TRECHO SELECIONADO:
******

O formato computacional do afeto tira o corpo fora, e a relação de cada um, intermediada somente pela internet, é reduzida ‘ao desempenho do eu’, conforme salienta Goffman (apud CAIAFA, 1999, p. 251). É estranho pensar em erotismo na ausência do corpo. Por isso, ocorreu o tremendo choque experimentado pelo eu-poético de ‘Tecnofobia’, extrapolando, portanto, a noção denotativa da súbita corrente de descarga elétrica sofrida pelo usuário do computador ao utilizar a máquina indevidamente. Numa operação de terceirização amorosa, ele emprestou afeto a um computador, o que demonstra de forma acachapante como os sujeitos, na verdade, estão trocando rejeições ou indiferenças mútuas, ao invés de experimentarem vínculos presenciais. Naquela cena poética, a alteridade se encontra comprometida, pois a postura narcisista e reificadora dos envolvidos são incentivadas. Fenômenos como a solidão a dois, a convivência à distância são cada vez mais frequentes. Emerge naquelas circunstâncias um relacionamento desvinculando um indivíduo do outro, sendo esta história pseudo-afetiva compreendida como um desdobramento da ‘objetificação maquínico-desejante do biopoder capitalista’, conforme situa Eufrásio Prates (1999, 270).

******

ENTRADAS EXTRAÍDAS:

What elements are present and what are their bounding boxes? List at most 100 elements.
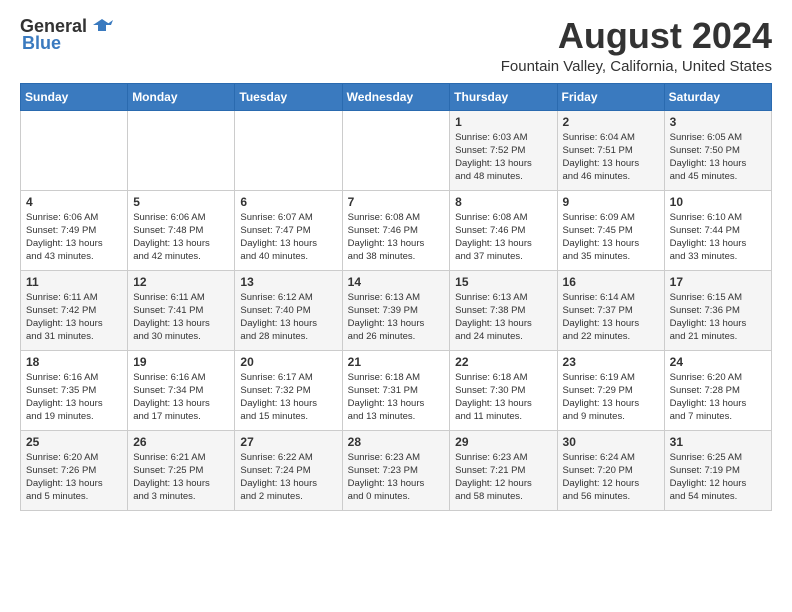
logo: General Blue <box>20 16 113 54</box>
calendar-cell: 8 Sunrise: 6:08 AM Sunset: 7:46 PM Daylig… <box>450 190 557 270</box>
day-info: Sunrise: 6:13 AM Sunset: 7:39 PM Dayligh… <box>348 291 445 344</box>
day-number: 21 <box>348 355 445 369</box>
day-info: Sunrise: 6:03 AM Sunset: 7:52 PM Dayligh… <box>455 131 551 184</box>
calendar-cell: 30 Sunrise: 6:24 AM Sunset: 7:20 PM Dayli… <box>557 430 664 510</box>
calendar-table: SundayMondayTuesdayWednesdayThursdayFrid… <box>20 83 772 511</box>
day-info: Sunrise: 6:15 AM Sunset: 7:36 PM Dayligh… <box>670 291 766 344</box>
day-info: Sunrise: 6:04 AM Sunset: 7:51 PM Dayligh… <box>563 131 659 184</box>
day-info: Sunrise: 6:08 AM Sunset: 7:46 PM Dayligh… <box>348 211 445 264</box>
day-info: Sunrise: 6:24 AM Sunset: 7:20 PM Dayligh… <box>563 451 659 504</box>
calendar-cell: 31Sunrise: 6:25 AM Sunset: 7:19 PM Dayli… <box>664 430 771 510</box>
day-number: 6 <box>240 195 336 209</box>
day-info: Sunrise: 6:19 AM Sunset: 7:29 PM Dayligh… <box>563 371 659 424</box>
day-info: Sunrise: 6:23 AM Sunset: 7:23 PM Dayligh… <box>348 451 445 504</box>
day-info: Sunrise: 6:21 AM Sunset: 7:25 PM Dayligh… <box>133 451 229 504</box>
calendar-cell: 6 Sunrise: 6:07 AM Sunset: 7:47 PM Daylig… <box>235 190 342 270</box>
calendar-cell: 16Sunrise: 6:14 AM Sunset: 7:37 PM Dayli… <box>557 270 664 350</box>
calendar-cell: 9 Sunrise: 6:09 AM Sunset: 7:45 PM Daylig… <box>557 190 664 270</box>
weekday-header-wednesday: Wednesday <box>342 83 450 110</box>
calendar-cell: 4Sunrise: 6:06 AM Sunset: 7:49 PM Daylig… <box>21 190 128 270</box>
day-number: 27 <box>240 435 336 449</box>
month-title: August 2024 <box>501 16 772 56</box>
day-info: Sunrise: 6:10 AM Sunset: 7:44 PM Dayligh… <box>670 211 766 264</box>
day-number: 18 <box>26 355 122 369</box>
day-info: Sunrise: 6:20 AM Sunset: 7:28 PM Dayligh… <box>670 371 766 424</box>
day-info: Sunrise: 6:09 AM Sunset: 7:45 PM Dayligh… <box>563 211 659 264</box>
calendar-cell: 22Sunrise: 6:18 AM Sunset: 7:30 PM Dayli… <box>450 350 557 430</box>
calendar-cell <box>342 110 450 190</box>
calendar-cell: 29Sunrise: 6:23 AM Sunset: 7:21 PM Dayli… <box>450 430 557 510</box>
day-number: 4 <box>26 195 122 209</box>
day-number: 20 <box>240 355 336 369</box>
day-info: Sunrise: 6:11 AM Sunset: 7:41 PM Dayligh… <box>133 291 229 344</box>
day-number: 19 <box>133 355 229 369</box>
day-number: 26 <box>133 435 229 449</box>
logo-blue: Blue <box>20 33 61 54</box>
calendar-cell <box>235 110 342 190</box>
calendar-cell: 2 Sunrise: 6:04 AM Sunset: 7:51 PM Daylig… <box>557 110 664 190</box>
calendar-cell: 12 Sunrise: 6:11 AM Sunset: 7:41 PM Dayli… <box>128 270 235 350</box>
calendar-cell: 19Sunrise: 6:16 AM Sunset: 7:34 PM Dayli… <box>128 350 235 430</box>
calendar-cell: 23Sunrise: 6:19 AM Sunset: 7:29 PM Dayli… <box>557 350 664 430</box>
day-info: Sunrise: 6:17 AM Sunset: 7:32 PM Dayligh… <box>240 371 336 424</box>
calendar-cell: 13 Sunrise: 6:12 AM Sunset: 7:40 PM Dayli… <box>235 270 342 350</box>
calendar-week-2: 4Sunrise: 6:06 AM Sunset: 7:49 PM Daylig… <box>21 190 772 270</box>
day-info: Sunrise: 6:20 AM Sunset: 7:26 PM Dayligh… <box>26 451 122 504</box>
day-number: 31 <box>670 435 766 449</box>
calendar-cell: 3Sunrise: 6:05 AM Sunset: 7:50 PM Daylig… <box>664 110 771 190</box>
calendar-cell: 10 Sunrise: 6:10 AM Sunset: 7:44 PM Dayli… <box>664 190 771 270</box>
calendar-cell: 5 Sunrise: 6:06 AM Sunset: 7:48 PM Daylig… <box>128 190 235 270</box>
title-area: August 2024 Fountain Valley, California,… <box>501 16 772 75</box>
page-header: General Blue August 2024 Fountain Valley… <box>20 16 772 75</box>
location: Fountain Valley, California, United Stat… <box>501 58 772 75</box>
day-info: Sunrise: 6:11 AM Sunset: 7:42 PM Dayligh… <box>26 291 122 344</box>
day-number: 10 <box>670 195 766 209</box>
day-number: 2 <box>563 115 659 129</box>
day-info: Sunrise: 6:06 AM Sunset: 7:48 PM Dayligh… <box>133 211 229 264</box>
day-number: 22 <box>455 355 551 369</box>
calendar-cell: 7 Sunrise: 6:08 AM Sunset: 7:46 PM Daylig… <box>342 190 450 270</box>
calendar-cell: 17 Sunrise: 6:15 AM Sunset: 7:36 PM Dayli… <box>664 270 771 350</box>
day-info: Sunrise: 6:14 AM Sunset: 7:37 PM Dayligh… <box>563 291 659 344</box>
day-number: 13 <box>240 275 336 289</box>
day-number: 28 <box>348 435 445 449</box>
calendar-week-1: 1 Sunrise: 6:03 AM Sunset: 7:52 PM Daylig… <box>21 110 772 190</box>
day-number: 3 <box>670 115 766 129</box>
calendar-cell: 28 Sunrise: 6:23 AM Sunset: 7:23 PM Dayli… <box>342 430 450 510</box>
day-info: Sunrise: 6:12 AM Sunset: 7:40 PM Dayligh… <box>240 291 336 344</box>
calendar-cell: 26 Sunrise: 6:21 AM Sunset: 7:25 PM Dayli… <box>128 430 235 510</box>
day-number: 5 <box>133 195 229 209</box>
day-number: 7 <box>348 195 445 209</box>
day-number: 8 <box>455 195 551 209</box>
day-number: 1 <box>455 115 551 129</box>
day-number: 17 <box>670 275 766 289</box>
calendar-week-3: 11 Sunrise: 6:11 AM Sunset: 7:42 PM Dayli… <box>21 270 772 350</box>
calendar-cell: 20 Sunrise: 6:17 AM Sunset: 7:32 PM Dayli… <box>235 350 342 430</box>
day-number: 11 <box>26 275 122 289</box>
calendar-week-4: 18 Sunrise: 6:16 AM Sunset: 7:35 PM Dayli… <box>21 350 772 430</box>
day-info: Sunrise: 6:08 AM Sunset: 7:46 PM Dayligh… <box>455 211 551 264</box>
day-info: Sunrise: 6:16 AM Sunset: 7:35 PM Dayligh… <box>26 371 122 424</box>
day-info: Sunrise: 6:13 AM Sunset: 7:38 PM Dayligh… <box>455 291 551 344</box>
day-number: 29 <box>455 435 551 449</box>
day-info: Sunrise: 6:22 AM Sunset: 7:24 PM Dayligh… <box>240 451 336 504</box>
weekday-header-friday: Friday <box>557 83 664 110</box>
weekday-header-monday: Monday <box>128 83 235 110</box>
day-info: Sunrise: 6:07 AM Sunset: 7:47 PM Dayligh… <box>240 211 336 264</box>
weekday-header-row: SundayMondayTuesdayWednesdayThursdayFrid… <box>21 83 772 110</box>
calendar-cell: 14Sunrise: 6:13 AM Sunset: 7:39 PM Dayli… <box>342 270 450 350</box>
weekday-header-saturday: Saturday <box>664 83 771 110</box>
calendar-cell <box>128 110 235 190</box>
day-number: 24 <box>670 355 766 369</box>
calendar-cell: 15Sunrise: 6:13 AM Sunset: 7:38 PM Dayli… <box>450 270 557 350</box>
calendar-cell: 18 Sunrise: 6:16 AM Sunset: 7:35 PM Dayli… <box>21 350 128 430</box>
day-number: 9 <box>563 195 659 209</box>
day-number: 30 <box>563 435 659 449</box>
calendar-cell: 21Sunrise: 6:18 AM Sunset: 7:31 PM Dayli… <box>342 350 450 430</box>
calendar-week-5: 25 Sunrise: 6:20 AM Sunset: 7:26 PM Dayli… <box>21 430 772 510</box>
calendar-cell: 25 Sunrise: 6:20 AM Sunset: 7:26 PM Dayli… <box>21 430 128 510</box>
weekday-header-tuesday: Tuesday <box>235 83 342 110</box>
day-number: 12 <box>133 275 229 289</box>
day-number: 25 <box>26 435 122 449</box>
calendar-cell: 1 Sunrise: 6:03 AM Sunset: 7:52 PM Daylig… <box>450 110 557 190</box>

******

INSTRUÇÕES DA TAREFA: Transcreva de novo, por inteiro e sem nenhuma alteração, o trecho sobre o afeto mediado pela internet.

RESPOSTA DO EXERCÍCIO:
O formato computacional do afeto tira o corpo fora, e a relação de cada um, intermediada somente pela internet, é reduzida ‘ao desempenho do eu’, conforme salienta Goffman (apud CAIAFA, 1999, p. 251). É estranho pensar em erotismo na ausência do corpo. Por isso, ocorreu o tremendo choque experimentado pelo eu-poético de ‘Tecnofobia’, extrapolando, portanto, a noção denotativa da súbita corrente de descarga elétrica sofrida pelo usuário do computador ao utilizar a máquina indevidamente. Numa operação de terceirização amorosa, ele emprestou afeto a um computador, o que demonstra de forma acachapante como os sujeitos, na verdade, estão trocando rejeições ou indiferenças mútuas, ao invés de experimentarem vínculos presenciais. Naquela cena poética, a alteridade se encontra comprometida, pois a postura narcisista e reificadora dos envolvidos são incentivadas. Fenômenos como a solidão a dois, a convivência à distância são cada vez mais frequentes. Emerge naquelas circunstâncias um relacionamento desvinculando um indivíduo do outro, sendo esta história pseudo-afetiva compreendida como um desdobramento da ‘objetificação maquínico-desejante do biopoder capitalista’, conforme situa Eufrásio Prates (1999, 270).